Dataset listings of figures
--------------------
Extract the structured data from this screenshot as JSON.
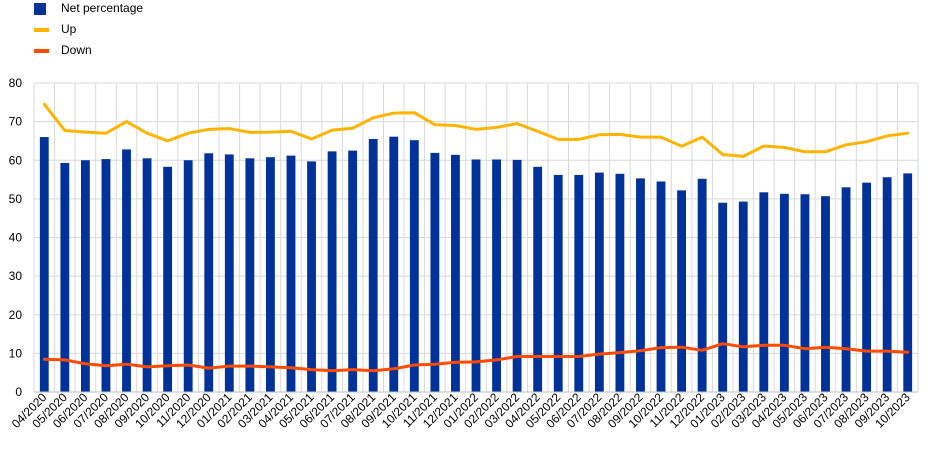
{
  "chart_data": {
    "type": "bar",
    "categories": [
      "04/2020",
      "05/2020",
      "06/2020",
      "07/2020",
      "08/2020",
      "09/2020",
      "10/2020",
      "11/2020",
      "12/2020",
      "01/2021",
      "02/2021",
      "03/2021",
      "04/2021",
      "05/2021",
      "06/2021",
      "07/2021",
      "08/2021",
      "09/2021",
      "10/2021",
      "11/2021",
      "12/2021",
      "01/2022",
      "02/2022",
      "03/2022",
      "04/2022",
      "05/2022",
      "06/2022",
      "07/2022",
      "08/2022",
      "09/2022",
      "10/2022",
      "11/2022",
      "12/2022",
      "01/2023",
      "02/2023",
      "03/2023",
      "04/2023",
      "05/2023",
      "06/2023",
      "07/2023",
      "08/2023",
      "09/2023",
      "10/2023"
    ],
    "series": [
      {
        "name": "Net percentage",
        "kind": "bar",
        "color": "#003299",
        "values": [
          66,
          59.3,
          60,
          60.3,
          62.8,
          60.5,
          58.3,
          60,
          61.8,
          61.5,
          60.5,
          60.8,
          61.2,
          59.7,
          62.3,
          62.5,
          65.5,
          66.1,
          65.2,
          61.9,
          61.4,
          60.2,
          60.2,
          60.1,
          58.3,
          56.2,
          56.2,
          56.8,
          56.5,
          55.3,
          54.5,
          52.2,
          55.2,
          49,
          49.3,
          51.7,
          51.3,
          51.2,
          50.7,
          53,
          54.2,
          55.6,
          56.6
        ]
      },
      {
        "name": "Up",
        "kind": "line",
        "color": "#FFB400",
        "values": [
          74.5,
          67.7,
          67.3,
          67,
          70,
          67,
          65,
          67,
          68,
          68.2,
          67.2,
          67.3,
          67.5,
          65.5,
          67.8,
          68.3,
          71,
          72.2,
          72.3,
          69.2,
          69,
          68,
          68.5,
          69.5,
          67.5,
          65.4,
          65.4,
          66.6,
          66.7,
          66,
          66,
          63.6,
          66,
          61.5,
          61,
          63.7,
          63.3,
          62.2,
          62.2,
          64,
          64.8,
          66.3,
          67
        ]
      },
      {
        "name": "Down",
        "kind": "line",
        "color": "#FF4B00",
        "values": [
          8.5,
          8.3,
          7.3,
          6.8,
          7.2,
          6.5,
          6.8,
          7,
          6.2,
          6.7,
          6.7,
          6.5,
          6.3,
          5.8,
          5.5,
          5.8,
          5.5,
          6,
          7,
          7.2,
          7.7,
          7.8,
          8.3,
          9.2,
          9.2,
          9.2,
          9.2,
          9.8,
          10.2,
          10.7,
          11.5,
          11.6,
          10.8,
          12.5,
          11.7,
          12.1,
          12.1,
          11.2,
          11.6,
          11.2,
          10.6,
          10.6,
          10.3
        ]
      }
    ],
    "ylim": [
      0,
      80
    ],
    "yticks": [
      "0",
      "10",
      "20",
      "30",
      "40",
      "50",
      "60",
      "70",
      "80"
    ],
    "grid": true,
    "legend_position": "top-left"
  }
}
--------------------
*Written task*: Repeat the material above verbatim, with no pictures in the output.

*Task response*:
Extract the structured data from this screenshot as JSON.
{
  "chart_data": {
    "type": "bar",
    "categories": [
      "04/2020",
      "05/2020",
      "06/2020",
      "07/2020",
      "08/2020",
      "09/2020",
      "10/2020",
      "11/2020",
      "12/2020",
      "01/2021",
      "02/2021",
      "03/2021",
      "04/2021",
      "05/2021",
      "06/2021",
      "07/2021",
      "08/2021",
      "09/2021",
      "10/2021",
      "11/2021",
      "12/2021",
      "01/2022",
      "02/2022",
      "03/2022",
      "04/2022",
      "05/2022",
      "06/2022",
      "07/2022",
      "08/2022",
      "09/2022",
      "10/2022",
      "11/2022",
      "12/2022",
      "01/2023",
      "02/2023",
      "03/2023",
      "04/2023",
      "05/2023",
      "06/2023",
      "07/2023",
      "08/2023",
      "09/2023",
      "10/2023"
    ],
    "series": [
      {
        "name": "Net percentage",
        "kind": "bar",
        "color": "#003299",
        "values": [
          66,
          59.3,
          60,
          60.3,
          62.8,
          60.5,
          58.3,
          60,
          61.8,
          61.5,
          60.5,
          60.8,
          61.2,
          59.7,
          62.3,
          62.5,
          65.5,
          66.1,
          65.2,
          61.9,
          61.4,
          60.2,
          60.2,
          60.1,
          58.3,
          56.2,
          56.2,
          56.8,
          56.5,
          55.3,
          54.5,
          52.2,
          55.2,
          49,
          49.3,
          51.7,
          51.3,
          51.2,
          50.7,
          53,
          54.2,
          55.6,
          56.6
        ]
      },
      {
        "name": "Up",
        "kind": "line",
        "color": "#FFB400",
        "values": [
          74.5,
          67.7,
          67.3,
          67,
          70,
          67,
          65,
          67,
          68,
          68.2,
          67.2,
          67.3,
          67.5,
          65.5,
          67.8,
          68.3,
          71,
          72.2,
          72.3,
          69.2,
          69,
          68,
          68.5,
          69.5,
          67.5,
          65.4,
          65.4,
          66.6,
          66.7,
          66,
          66,
          63.6,
          66,
          61.5,
          61,
          63.7,
          63.3,
          62.2,
          62.2,
          64,
          64.8,
          66.3,
          67
        ]
      },
      {
        "name": "Down",
        "kind": "line",
        "color": "#FF4B00",
        "values": [
          8.5,
          8.3,
          7.3,
          6.8,
          7.2,
          6.5,
          6.8,
          7,
          6.2,
          6.7,
          6.7,
          6.5,
          6.3,
          5.8,
          5.5,
          5.8,
          5.5,
          6,
          7,
          7.2,
          7.7,
          7.8,
          8.3,
          9.2,
          9.2,
          9.2,
          9.2,
          9.8,
          10.2,
          10.7,
          11.5,
          11.6,
          10.8,
          12.5,
          11.7,
          12.1,
          12.1,
          11.2,
          11.6,
          11.2,
          10.6,
          10.6,
          10.3
        ]
      }
    ],
    "ylim": [
      0,
      80
    ],
    "yticks": [
      "0",
      "10",
      "20",
      "30",
      "40",
      "50",
      "60",
      "70",
      "80"
    ],
    "grid": true,
    "legend_position": "top-left"
  }
}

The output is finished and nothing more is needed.